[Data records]

⁂

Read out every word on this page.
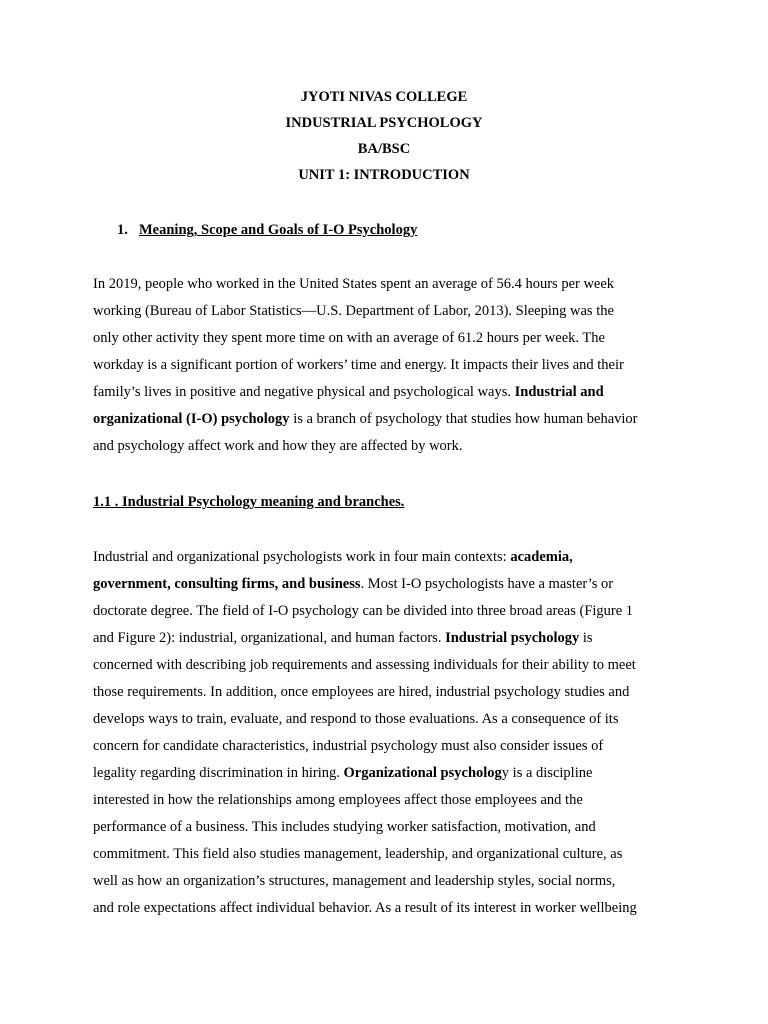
JYOTI NIVAS COLLEGE
INDUSTRIAL PSYCHOLOGY
BA/BSC
UNIT 1: INTRODUCTION
1. Meaning, Scope and Goals of I-O Psychology

In 2019, people who worked in the United States spent an average of 56.4 hours per week
working (Bureau of Labor Statistics—U.S. Department of Labor, 2013). Sleeping was the
only other activity they spent more time on with an average of 61.2 hours per week. The
workday is a significant portion of workers’ time and energy. It impacts their lives and their
family’s lives in positive and negative physical and psychological ways. Industrial and
organizational (I-O) psychology is a branch of psychology that studies how human behavior
and psychology affect work and how they are affected by work.

1.1 . Industrial Psychology meaning and branches.

Industrial and organizational psychologists work in four main contexts: academia,
government, consulting firms, and business. Most I-O psychologists have a master’s or
doctorate degree. The field of I-O psychology can be divided into three broad areas (Figure 1
and Figure 2): industrial, organizational, and human factors. Industrial psychology is
concerned with describing job requirements and assessing individuals for their ability to meet
those requirements. In addition, once employees are hired, industrial psychology studies and
develops ways to train, evaluate, and respond to those evaluations. As a consequence of its
concern for candidate characteristics, industrial psychology must also consider issues of
legality regarding discrimination in hiring. Organizational psychology is a discipline
interested in how the relationships among employees affect those employees and the
performance of a business. This includes studying worker satisfaction, motivation, and
commitment. This field also studies management, leadership, and organizational culture, as
well as how an organization’s structures, management and leadership styles, social norms,
and role expectations affect individual behavior. As a result of its interest in worker wellbeing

⁂

STATED EXERCISE
Can you restate all the records above word for word while dropping the pictures?

EXERCISE OUTPUT
Read out every word on this page.
JYOTI NIVAS COLLEGE
INDUSTRIAL PSYCHOLOGY
BA/BSC
UNIT 1: INTRODUCTION
1. Meaning, Scope and Goals of I-O Psychology

In 2019, people who worked in the United States spent an average of 56.4 hours per week
working (Bureau of Labor Statistics—U.S. Department of Labor, 2013). Sleeping was the
only other activity they spent more time on with an average of 61.2 hours per week. The
workday is a significant portion of workers’ time and energy. It impacts their lives and their
family’s lives in positive and negative physical and psychological ways. Industrial and
organizational (I-O) psychology is a branch of psychology that studies how human behavior
and psychology affect work and how they are affected by work.

1.1 . Industrial Psychology meaning and branches.

Industrial and organizational psychologists work in four main contexts: academia,
government, consulting firms, and business. Most I-O psychologists have a master’s or
doctorate degree. The field of I-O psychology can be divided into three broad areas (Figure 1
and Figure 2): industrial, organizational, and human factors. Industrial psychology is
concerned with describing job requirements and assessing individuals for their ability to meet
those requirements. In addition, once employees are hired, industrial psychology studies and
develops ways to train, evaluate, and respond to those evaluations. As a consequence of its
concern for candidate characteristics, industrial psychology must also consider issues of
legality regarding discrimination in hiring. Organizational psychology is a discipline
interested in how the relationships among employees affect those employees and the
performance of a business. This includes studying worker satisfaction, motivation, and
commitment. This field also studies management, leadership, and organizational culture, as
well as how an organization’s structures, management and leadership styles, social norms,
and role expectations affect individual behavior. As a result of its interest in worker wellbeing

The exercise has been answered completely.